§ PROBLEM TO WORK ON: Transcribe the records below line for line, starting with the first line and stopping after the line that contains "14, 128, 37]".

* start RECORDS TO PROCESS *

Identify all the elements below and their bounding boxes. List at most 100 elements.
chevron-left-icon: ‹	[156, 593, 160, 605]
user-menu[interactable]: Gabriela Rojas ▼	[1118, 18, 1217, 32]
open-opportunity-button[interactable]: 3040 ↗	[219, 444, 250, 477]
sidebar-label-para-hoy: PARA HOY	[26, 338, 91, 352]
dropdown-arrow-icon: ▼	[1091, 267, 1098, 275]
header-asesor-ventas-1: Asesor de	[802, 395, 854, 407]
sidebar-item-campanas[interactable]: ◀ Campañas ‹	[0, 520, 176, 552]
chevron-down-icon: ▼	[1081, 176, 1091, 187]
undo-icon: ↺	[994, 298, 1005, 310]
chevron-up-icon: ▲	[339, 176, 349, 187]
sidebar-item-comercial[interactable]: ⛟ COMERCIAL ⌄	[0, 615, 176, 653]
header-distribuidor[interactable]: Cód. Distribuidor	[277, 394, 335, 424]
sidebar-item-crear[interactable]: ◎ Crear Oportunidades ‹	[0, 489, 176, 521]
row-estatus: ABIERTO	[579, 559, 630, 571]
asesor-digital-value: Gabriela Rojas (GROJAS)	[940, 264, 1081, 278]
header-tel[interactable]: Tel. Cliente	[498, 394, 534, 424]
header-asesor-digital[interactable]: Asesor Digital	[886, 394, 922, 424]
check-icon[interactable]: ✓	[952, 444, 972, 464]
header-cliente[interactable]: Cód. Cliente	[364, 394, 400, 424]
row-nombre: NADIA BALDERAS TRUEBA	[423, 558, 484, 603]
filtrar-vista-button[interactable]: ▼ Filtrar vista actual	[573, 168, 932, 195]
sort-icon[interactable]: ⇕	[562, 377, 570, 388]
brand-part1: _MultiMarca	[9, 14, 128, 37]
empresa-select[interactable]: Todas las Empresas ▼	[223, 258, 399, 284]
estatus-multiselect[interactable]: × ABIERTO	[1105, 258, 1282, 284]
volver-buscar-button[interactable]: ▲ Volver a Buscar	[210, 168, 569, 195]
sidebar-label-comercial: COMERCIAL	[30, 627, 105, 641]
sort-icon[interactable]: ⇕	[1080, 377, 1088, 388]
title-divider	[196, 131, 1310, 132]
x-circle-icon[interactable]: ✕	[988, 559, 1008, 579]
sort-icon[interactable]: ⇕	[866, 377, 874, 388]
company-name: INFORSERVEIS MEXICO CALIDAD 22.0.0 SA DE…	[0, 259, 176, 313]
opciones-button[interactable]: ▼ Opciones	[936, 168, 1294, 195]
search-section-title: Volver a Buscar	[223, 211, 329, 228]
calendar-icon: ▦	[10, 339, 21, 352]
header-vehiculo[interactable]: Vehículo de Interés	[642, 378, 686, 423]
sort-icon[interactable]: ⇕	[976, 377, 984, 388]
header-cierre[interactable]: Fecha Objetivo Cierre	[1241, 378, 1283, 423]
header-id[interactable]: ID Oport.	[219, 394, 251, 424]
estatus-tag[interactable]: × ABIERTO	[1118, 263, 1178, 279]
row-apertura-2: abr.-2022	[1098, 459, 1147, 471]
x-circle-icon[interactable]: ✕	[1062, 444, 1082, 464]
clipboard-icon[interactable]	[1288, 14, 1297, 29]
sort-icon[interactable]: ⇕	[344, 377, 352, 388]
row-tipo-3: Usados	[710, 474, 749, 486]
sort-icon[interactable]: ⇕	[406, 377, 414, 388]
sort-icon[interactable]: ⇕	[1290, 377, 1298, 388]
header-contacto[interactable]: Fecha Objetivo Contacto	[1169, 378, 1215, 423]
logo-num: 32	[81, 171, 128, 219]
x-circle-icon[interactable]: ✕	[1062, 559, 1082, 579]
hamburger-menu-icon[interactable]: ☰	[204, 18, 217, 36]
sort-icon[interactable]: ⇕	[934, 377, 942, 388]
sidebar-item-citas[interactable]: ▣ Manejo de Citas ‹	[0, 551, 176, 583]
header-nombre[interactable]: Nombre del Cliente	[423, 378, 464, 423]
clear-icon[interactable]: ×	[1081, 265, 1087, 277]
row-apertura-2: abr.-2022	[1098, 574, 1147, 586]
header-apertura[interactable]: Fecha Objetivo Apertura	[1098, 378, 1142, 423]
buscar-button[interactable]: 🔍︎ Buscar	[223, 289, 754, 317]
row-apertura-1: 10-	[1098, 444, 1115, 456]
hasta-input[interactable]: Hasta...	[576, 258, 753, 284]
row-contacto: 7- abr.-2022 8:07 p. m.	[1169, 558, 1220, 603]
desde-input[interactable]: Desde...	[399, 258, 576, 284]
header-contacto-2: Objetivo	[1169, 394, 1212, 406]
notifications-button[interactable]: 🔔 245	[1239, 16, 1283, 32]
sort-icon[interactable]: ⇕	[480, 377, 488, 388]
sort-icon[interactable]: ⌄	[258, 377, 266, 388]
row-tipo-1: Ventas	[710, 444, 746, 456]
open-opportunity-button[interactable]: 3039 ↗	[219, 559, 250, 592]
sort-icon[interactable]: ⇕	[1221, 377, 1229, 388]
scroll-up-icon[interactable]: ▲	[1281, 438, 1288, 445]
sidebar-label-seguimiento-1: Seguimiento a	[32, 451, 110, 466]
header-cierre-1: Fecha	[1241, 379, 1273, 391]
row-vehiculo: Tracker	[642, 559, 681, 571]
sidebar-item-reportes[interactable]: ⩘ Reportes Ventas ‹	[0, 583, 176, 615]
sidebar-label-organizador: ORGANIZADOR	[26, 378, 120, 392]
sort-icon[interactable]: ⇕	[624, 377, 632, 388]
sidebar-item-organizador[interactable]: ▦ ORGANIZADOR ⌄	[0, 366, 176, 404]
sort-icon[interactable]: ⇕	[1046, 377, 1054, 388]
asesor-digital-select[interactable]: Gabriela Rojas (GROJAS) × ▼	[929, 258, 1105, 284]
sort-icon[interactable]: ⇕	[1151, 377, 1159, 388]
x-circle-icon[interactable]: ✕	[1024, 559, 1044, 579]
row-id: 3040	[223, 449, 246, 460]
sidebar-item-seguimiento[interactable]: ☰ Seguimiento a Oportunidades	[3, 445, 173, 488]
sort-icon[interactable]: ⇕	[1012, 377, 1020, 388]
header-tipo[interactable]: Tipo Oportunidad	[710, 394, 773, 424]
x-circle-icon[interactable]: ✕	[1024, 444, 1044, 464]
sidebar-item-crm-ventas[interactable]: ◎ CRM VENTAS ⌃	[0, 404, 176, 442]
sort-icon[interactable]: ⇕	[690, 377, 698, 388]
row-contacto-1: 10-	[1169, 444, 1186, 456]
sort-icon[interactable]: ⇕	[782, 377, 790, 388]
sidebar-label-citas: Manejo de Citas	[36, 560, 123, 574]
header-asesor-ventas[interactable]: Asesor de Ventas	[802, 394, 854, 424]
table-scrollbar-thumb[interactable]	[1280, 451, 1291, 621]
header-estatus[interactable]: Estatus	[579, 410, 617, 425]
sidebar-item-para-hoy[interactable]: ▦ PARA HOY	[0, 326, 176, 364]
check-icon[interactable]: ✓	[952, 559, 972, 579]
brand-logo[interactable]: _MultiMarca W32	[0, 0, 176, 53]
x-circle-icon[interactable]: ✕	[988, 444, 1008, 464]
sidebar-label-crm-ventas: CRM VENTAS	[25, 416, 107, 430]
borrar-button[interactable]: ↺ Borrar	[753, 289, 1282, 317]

* end RECORDS TO PROCESS *

§ RESULT BELOW:
Identify all the elements below and their bounding boxes. List at most 100 elements.
chevron-left-icon: ‹	[156, 593, 160, 605]
user-menu[interactable]: Gabriela Rojas ▼	[1118, 18, 1217, 32]
open-opportunity-button[interactable]: 3040 ↗	[219, 444, 250, 477]
sidebar-label-para-hoy: PARA HOY	[26, 338, 91, 352]
dropdown-arrow-icon: ▼	[1091, 267, 1098, 275]
header-asesor-ventas-1: Asesor de	[802, 395, 854, 407]
sidebar-item-campanas[interactable]: ◀ Campañas ‹	[0, 520, 176, 552]
chevron-down-icon: ▼	[1081, 176, 1091, 187]
undo-icon: ↺	[994, 298, 1005, 310]
chevron-up-icon: ▲	[339, 176, 349, 187]
sidebar-item-comercial[interactable]: ⛟ COMERCIAL ⌄	[0, 615, 176, 653]
header-distribuidor[interactable]: Cód. Distribuidor	[277, 394, 335, 424]
sidebar-item-crear[interactable]: ◎ Crear Oportunidades ‹	[0, 489, 176, 521]
row-estatus: ABIERTO	[579, 559, 630, 571]
asesor-digital-value: Gabriela Rojas (GROJAS)	[940, 264, 1081, 278]
header-tel[interactable]: Tel. Cliente	[498, 394, 534, 424]
header-asesor-digital[interactable]: Asesor Digital	[886, 394, 922, 424]
check-icon[interactable]: ✓	[952, 444, 972, 464]
header-cliente[interactable]: Cód. Cliente	[364, 394, 400, 424]
row-nombre: NADIA BALDERAS TRUEBA	[423, 558, 484, 603]
filtrar-vista-button[interactable]: ▼ Filtrar vista actual	[573, 168, 932, 195]
sort-icon[interactable]: ⇕	[562, 377, 570, 388]
brand-part1: _MultiMarca	[9, 14, 128, 37]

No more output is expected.